** start Stored records **

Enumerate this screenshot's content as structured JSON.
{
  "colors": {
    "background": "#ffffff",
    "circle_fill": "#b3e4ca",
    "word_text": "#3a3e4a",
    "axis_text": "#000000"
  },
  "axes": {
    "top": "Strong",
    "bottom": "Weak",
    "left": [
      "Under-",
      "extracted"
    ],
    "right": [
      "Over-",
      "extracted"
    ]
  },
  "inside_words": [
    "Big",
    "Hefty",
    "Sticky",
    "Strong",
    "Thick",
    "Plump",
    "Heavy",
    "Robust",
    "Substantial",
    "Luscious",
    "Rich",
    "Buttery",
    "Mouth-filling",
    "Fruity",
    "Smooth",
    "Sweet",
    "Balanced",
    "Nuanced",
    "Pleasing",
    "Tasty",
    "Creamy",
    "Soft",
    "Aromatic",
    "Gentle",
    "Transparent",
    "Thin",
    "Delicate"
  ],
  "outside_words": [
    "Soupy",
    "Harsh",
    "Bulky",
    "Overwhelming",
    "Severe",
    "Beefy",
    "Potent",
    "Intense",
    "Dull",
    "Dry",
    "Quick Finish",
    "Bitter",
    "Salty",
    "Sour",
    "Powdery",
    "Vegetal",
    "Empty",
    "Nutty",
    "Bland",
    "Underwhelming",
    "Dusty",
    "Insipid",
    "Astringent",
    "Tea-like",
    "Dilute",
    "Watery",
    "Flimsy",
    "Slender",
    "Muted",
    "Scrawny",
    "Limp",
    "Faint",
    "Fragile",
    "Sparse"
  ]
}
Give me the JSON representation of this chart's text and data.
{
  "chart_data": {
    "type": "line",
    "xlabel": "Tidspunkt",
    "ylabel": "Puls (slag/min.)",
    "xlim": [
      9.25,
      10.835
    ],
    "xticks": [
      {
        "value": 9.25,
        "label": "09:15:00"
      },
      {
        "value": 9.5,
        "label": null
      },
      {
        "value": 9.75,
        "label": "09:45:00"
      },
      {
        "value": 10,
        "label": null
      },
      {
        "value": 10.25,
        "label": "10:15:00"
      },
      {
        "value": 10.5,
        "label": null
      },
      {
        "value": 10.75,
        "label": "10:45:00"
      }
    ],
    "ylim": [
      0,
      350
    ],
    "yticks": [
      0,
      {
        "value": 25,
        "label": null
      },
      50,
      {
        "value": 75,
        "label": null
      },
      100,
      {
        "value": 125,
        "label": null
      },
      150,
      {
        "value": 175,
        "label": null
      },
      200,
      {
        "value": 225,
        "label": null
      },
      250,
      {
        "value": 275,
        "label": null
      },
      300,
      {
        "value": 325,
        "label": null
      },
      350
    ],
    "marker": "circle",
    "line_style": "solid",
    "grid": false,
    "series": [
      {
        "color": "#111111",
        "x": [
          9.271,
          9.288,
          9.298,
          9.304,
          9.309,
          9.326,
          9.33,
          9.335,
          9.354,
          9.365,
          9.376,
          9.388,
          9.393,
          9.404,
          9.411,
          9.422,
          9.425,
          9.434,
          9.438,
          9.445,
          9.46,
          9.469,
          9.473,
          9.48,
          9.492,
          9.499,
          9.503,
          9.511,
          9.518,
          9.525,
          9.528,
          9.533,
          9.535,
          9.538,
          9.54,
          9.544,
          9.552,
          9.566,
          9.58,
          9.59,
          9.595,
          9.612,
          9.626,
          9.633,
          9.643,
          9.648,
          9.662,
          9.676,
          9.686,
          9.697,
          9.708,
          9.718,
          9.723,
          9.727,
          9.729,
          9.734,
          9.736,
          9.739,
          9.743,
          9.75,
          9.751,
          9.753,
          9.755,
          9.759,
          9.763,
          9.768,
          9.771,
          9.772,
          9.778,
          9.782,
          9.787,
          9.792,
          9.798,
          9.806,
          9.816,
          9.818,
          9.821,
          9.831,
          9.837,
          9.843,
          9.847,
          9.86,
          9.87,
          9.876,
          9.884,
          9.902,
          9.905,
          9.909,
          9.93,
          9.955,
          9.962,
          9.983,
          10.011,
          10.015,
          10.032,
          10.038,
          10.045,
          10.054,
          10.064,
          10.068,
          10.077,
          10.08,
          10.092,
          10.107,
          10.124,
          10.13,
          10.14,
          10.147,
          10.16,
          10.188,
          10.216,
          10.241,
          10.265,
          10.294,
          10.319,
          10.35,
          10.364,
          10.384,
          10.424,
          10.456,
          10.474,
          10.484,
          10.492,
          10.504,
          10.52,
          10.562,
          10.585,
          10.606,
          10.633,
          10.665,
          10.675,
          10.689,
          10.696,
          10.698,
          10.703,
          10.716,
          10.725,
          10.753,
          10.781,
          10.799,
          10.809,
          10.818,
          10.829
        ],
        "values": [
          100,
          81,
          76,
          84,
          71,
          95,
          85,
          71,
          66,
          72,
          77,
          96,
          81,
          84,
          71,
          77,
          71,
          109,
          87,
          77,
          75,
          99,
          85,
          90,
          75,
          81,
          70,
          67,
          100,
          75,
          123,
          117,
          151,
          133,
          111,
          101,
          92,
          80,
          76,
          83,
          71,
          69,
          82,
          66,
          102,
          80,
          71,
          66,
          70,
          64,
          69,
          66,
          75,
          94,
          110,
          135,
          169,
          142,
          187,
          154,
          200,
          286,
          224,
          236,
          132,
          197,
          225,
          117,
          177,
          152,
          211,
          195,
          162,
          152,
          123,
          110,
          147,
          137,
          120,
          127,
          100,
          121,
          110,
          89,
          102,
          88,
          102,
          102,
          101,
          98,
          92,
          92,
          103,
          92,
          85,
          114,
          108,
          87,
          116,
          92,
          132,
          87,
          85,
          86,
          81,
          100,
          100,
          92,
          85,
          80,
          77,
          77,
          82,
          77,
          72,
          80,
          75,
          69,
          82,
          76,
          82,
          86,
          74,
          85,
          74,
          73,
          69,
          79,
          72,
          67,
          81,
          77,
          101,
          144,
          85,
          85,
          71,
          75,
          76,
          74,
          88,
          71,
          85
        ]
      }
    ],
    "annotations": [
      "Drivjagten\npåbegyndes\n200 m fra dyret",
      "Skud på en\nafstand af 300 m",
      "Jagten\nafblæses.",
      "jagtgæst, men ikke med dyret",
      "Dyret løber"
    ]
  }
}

** end Stored records **

#### [Do this]
Write out every entry again exactly, please, with nothing missing.

#### [Solved exercise]
Enumerate this screenshot's content as structured JSON.
{
  "colors": {
    "background": "#ffffff",
    "circle_fill": "#b3e4ca",
    "word_text": "#3a3e4a",
    "axis_text": "#000000"
  },
  "axes": {
    "top": "Strong",
    "bottom": "Weak",
    "left": [
      "Under-",
      "extracted"
    ],
    "right": [
      "Over-",
      "extracted"
    ]
  },
  "inside_words": [
    "Big",
    "Hefty",
    "Sticky",
    "Strong",
    "Thick",
    "Plump",
    "Heavy",
    "Robust",
    "Substantial",
    "Luscious",
    "Rich",
    "Buttery",
    "Mouth-filling",
    "Fruity",
    "Smooth",
    "Sweet",
    "Balanced",
    "Nuanced",
    "Pleasing",
    "Tasty",
    "Creamy",
    "Soft",
    "Aromatic",
    "Gentle",
    "Transparent",
    "Thin",
    "Delicate"
  ],
  "outside_words": [
    "Soupy",
    "Harsh",
    "Bulky",
    "Overwhelming",
    "Severe",
    "Beefy",
    "Potent",
    "Intense",
    "Dull",
    "Dry",
    "Quick Finish",
    "Bitter",
    "Salty",
    "Sour",
    "Powdery",
    "Vegetal",
    "Empty",
    "Nutty",
    "Bland",
    "Underwhelming",
    "Dusty",
    "Insipid",
    "Astringent",
    "Tea-like",
    "Dilute",
    "Watery",
    "Flimsy",
    "Slender",
    "Muted",
    "Scrawny",
    "Limp",
    "Faint",
    "Fragile",
    "Sparse"
  ]
}
Give me the JSON representation of this chart's text and data.
{
  "chart_data": {
    "type": "line",
    "xlabel": "Tidspunkt",
    "ylabel": "Puls (slag/min.)",
    "xlim": [
      9.25,
      10.835
    ],
    "xticks": [
      {
        "value": 9.25,
        "label": "09:15:00"
      },
      {
        "value": 9.5,
        "label": null
      },
      {
        "value": 9.75,
        "label": "09:45:00"
      },
      {
        "value": 10,
        "label": null
      },
      {
        "value": 10.25,
        "label": "10:15:00"
      },
      {
        "value": 10.5,
        "label": null
      },
      {
        "value": 10.75,
        "label": "10:45:00"
      }
    ],
    "ylim": [
      0,
      350
    ],
    "yticks": [
      0,
      {
        "value": 25,
        "label": null
      },
      50,
      {
        "value": 75,
        "label": null
      },
      100,
      {
        "value": 125,
        "label": null
      },
      150,
      {
        "value": 175,
        "label": null
      },
      200,
      {
        "value": 225,
        "label": null
      },
      250,
      {
        "value": 275,
        "label": null
      },
      300,
      {
        "value": 325,
        "label": null
      },
      350
    ],
    "marker": "circle",
    "line_style": "solid",
    "grid": false,
    "series": [
      {
        "color": "#111111",
        "x": [
          9.271,
          9.288,
          9.298,
          9.304,
          9.309,
          9.326,
          9.33,
          9.335,
          9.354,
          9.365,
          9.376,
          9.388,
          9.393,
          9.404,
          9.411,
          9.422,
          9.425,
          9.434,
          9.438,
          9.445,
          9.46,
          9.469,
          9.473,
          9.48,
          9.492,
          9.499,
          9.503,
          9.511,
          9.518,
          9.525,
          9.528,
          9.533,
          9.535,
          9.538,
          9.54,
          9.544,
          9.552,
          9.566,
          9.58,
          9.59,
          9.595,
          9.612,
          9.626,
          9.633,
          9.643,
          9.648,
          9.662,
          9.676,
          9.686,
          9.697,
          9.708,
          9.718,
          9.723,
          9.727,
          9.729,
          9.734,
          9.736,
          9.739,
          9.743,
          9.75,
          9.751,
          9.753,
          9.755,
          9.759,
          9.763,
          9.768,
          9.771,
          9.772,
          9.778,
          9.782,
          9.787,
          9.792,
          9.798,
          9.806,
          9.816,
          9.818,
          9.821,
          9.831,
          9.837,
          9.843,
          9.847,
          9.86,
          9.87,
          9.876,
          9.884,
          9.902,
          9.905,
          9.909,
          9.93,
          9.955,
          9.962,
          9.983,
          10.011,
          10.015,
          10.032,
          10.038,
          10.045,
          10.054,
          10.064,
          10.068,
          10.077,
          10.08,
          10.092,
          10.107,
          10.124,
          10.13,
          10.14,
          10.147,
          10.16,
          10.188,
          10.216,
          10.241,
          10.265,
          10.294,
          10.319,
          10.35,
          10.364,
          10.384,
          10.424,
          10.456,
          10.474,
          10.484,
          10.492,
          10.504,
          10.52,
          10.562,
          10.585,
          10.606,
          10.633,
          10.665,
          10.675,
          10.689,
          10.696,
          10.698,
          10.703,
          10.716,
          10.725,
          10.753,
          10.781,
          10.799,
          10.809,
          10.818,
          10.829
        ],
        "values": [
          100,
          81,
          76,
          84,
          71,
          95,
          85,
          71,
          66,
          72,
          77,
          96,
          81,
          84,
          71,
          77,
          71,
          109,
          87,
          77,
          75,
          99,
          85,
          90,
          75,
          81,
          70,
          67,
          100,
          75,
          123,
          117,
          151,
          133,
          111,
          101,
          92,
          80,
          76,
          83,
          71,
          69,
          82,
          66,
          102,
          80,
          71,
          66,
          70,
          64,
          69,
          66,
          75,
          94,
          110,
          135,
          169,
          142,
          187,
          154,
          200,
          286,
          224,
          236,
          132,
          197,
          225,
          117,
          177,
          152,
          211,
          195,
          162,
          152,
          123,
          110,
          147,
          137,
          120,
          127,
          100,
          121,
          110,
          89,
          102,
          88,
          102,
          102,
          101,
          98,
          92,
          92,
          103,
          92,
          85,
          114,
          108,
          87,
          116,
          92,
          132,
          87,
          85,
          86,
          81,
          100,
          100,
          92,
          85,
          80,
          77,
          77,
          82,
          77,
          72,
          80,
          75,
          69,
          82,
          76,
          82,
          86,
          74,
          85,
          74,
          73,
          69,
          79,
          72,
          67,
          81,
          77,
          101,
          144,
          85,
          85,
          71,
          75,
          76,
          74,
          88,
          71,
          85
        ]
      }
    ],
    "annotations": [
      "Drivjagten\npåbegyndes\n200 m fra dyret",
      "Skud på en\nafstand af 300 m",
      "Jagten\nafblæses.",
      "jagtgæst, men ikke med dyret",
      "Dyret løber"
    ]
  }
}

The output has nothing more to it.